'''
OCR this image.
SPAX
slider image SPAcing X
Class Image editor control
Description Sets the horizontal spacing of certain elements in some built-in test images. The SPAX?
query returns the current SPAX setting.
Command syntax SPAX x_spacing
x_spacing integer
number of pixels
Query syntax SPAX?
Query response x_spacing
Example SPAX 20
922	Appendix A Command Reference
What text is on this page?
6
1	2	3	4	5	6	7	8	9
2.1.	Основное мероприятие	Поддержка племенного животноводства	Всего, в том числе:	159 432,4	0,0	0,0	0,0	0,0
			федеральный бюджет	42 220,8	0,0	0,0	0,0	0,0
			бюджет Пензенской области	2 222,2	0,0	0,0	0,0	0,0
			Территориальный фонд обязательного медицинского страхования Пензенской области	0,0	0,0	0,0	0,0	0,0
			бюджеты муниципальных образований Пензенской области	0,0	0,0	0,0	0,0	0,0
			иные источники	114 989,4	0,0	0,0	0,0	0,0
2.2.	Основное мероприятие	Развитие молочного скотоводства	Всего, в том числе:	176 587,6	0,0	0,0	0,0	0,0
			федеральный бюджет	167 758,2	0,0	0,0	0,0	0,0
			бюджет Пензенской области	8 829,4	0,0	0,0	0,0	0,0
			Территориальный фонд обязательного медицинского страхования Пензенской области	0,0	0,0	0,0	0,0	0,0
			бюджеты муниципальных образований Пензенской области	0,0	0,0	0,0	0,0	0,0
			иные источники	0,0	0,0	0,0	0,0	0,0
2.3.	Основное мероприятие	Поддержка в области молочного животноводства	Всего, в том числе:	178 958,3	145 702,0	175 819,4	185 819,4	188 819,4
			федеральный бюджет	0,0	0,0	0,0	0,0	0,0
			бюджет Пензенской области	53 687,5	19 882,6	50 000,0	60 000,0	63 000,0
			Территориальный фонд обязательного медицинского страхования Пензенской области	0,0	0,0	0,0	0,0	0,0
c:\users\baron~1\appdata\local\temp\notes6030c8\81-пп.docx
'''
'''
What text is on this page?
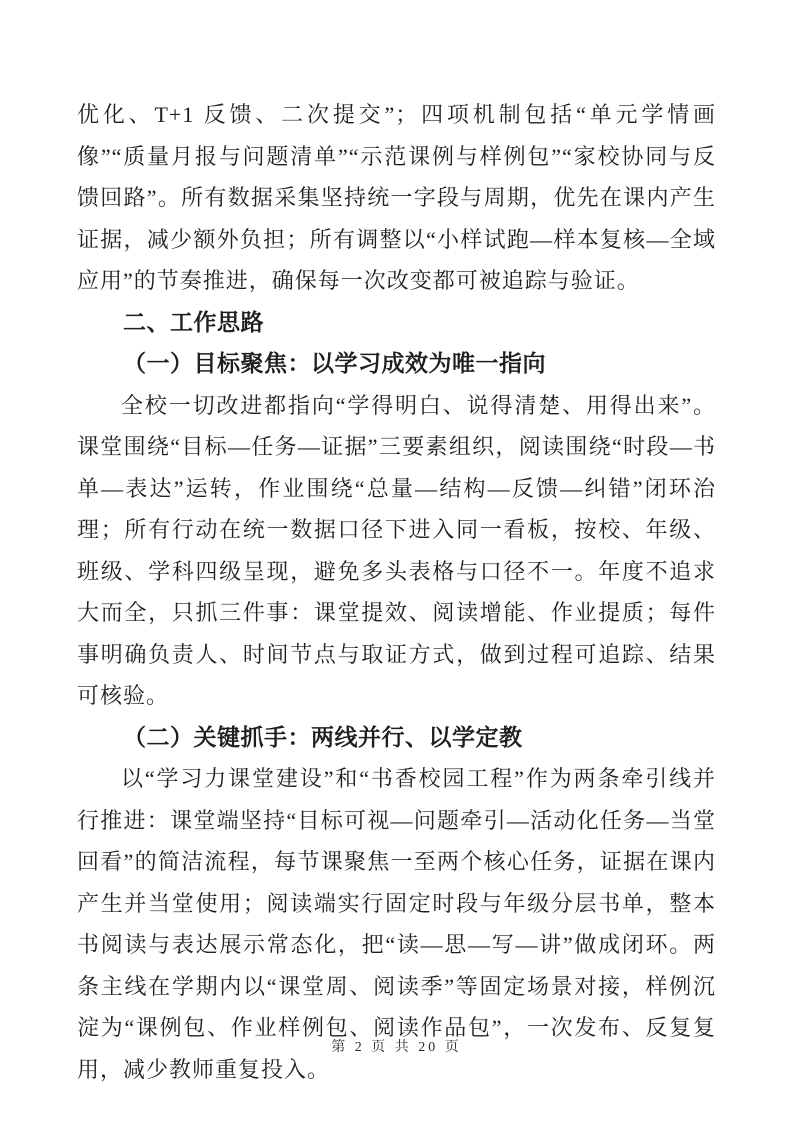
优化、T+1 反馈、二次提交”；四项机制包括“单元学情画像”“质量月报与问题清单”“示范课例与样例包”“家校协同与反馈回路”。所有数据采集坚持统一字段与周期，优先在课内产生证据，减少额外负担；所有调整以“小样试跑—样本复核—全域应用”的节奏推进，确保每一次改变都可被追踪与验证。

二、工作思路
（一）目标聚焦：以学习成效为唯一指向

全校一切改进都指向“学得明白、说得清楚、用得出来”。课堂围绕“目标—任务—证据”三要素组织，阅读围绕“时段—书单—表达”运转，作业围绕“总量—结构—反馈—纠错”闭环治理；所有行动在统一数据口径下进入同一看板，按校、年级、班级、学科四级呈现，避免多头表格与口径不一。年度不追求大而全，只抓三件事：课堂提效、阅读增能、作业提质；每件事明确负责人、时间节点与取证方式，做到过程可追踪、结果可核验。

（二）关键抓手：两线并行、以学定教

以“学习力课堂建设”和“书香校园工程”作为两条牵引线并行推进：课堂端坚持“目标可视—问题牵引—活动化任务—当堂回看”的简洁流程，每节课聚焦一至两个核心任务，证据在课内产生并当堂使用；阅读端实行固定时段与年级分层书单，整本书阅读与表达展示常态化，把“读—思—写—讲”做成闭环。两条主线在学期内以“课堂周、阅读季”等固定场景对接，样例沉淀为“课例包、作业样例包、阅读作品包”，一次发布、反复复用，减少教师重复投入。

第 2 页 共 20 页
'''
'''
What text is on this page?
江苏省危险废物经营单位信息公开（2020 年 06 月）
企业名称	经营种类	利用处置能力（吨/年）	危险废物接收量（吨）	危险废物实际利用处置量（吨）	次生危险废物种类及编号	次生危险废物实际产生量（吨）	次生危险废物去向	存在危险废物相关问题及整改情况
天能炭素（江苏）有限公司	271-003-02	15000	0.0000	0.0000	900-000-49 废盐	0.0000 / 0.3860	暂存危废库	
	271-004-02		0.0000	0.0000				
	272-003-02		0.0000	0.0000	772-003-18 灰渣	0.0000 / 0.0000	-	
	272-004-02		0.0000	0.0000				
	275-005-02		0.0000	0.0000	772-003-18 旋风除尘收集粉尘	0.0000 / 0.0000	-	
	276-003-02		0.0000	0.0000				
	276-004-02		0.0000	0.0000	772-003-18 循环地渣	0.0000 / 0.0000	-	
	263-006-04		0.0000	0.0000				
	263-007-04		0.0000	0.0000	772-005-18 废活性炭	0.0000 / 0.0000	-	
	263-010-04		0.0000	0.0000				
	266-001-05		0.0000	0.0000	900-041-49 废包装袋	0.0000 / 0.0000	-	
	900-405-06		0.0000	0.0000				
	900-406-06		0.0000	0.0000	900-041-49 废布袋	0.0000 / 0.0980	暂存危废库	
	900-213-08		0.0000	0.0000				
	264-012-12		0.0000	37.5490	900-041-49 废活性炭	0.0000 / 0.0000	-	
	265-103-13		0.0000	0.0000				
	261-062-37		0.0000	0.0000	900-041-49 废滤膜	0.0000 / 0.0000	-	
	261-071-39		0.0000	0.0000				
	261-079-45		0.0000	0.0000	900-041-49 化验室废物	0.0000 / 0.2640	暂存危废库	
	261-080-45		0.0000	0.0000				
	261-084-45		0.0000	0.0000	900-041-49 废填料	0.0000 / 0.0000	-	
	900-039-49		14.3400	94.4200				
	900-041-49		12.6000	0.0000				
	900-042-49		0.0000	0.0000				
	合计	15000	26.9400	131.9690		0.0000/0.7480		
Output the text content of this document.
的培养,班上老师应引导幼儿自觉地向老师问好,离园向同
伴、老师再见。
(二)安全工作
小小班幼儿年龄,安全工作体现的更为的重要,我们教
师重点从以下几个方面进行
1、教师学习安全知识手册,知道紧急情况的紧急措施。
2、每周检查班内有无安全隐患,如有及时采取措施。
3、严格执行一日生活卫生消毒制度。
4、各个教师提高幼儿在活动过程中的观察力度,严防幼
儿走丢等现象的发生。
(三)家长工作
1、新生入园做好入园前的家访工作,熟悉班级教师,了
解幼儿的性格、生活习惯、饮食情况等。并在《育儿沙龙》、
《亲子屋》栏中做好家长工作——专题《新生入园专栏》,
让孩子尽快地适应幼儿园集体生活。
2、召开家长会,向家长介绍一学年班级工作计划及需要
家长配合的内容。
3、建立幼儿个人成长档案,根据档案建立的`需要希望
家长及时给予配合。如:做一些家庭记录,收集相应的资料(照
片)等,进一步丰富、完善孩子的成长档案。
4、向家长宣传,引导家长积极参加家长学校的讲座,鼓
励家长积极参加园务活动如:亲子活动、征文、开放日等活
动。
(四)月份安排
'''
Challenge: Reproduce every line of the listing above in which the string "мероприятие" appears.

Solution:
2.1.	Основное мероприятие	Поддержка племенного животноводства	Всего, в том числе:	159 432,4	0,0	0,0	0,0	0,0
2.2.	Основное мероприятие	Развитие молочного скотоводства	Всего, в том числе:	176 587,6	0,0	0,0	0,0	0,0
2.3.	Основное мероприятие	Поддержка в области молочного животноводства	Всего, в том числе:	178 958,3	145 702,0	175 819,4	185 819,4	188 819,4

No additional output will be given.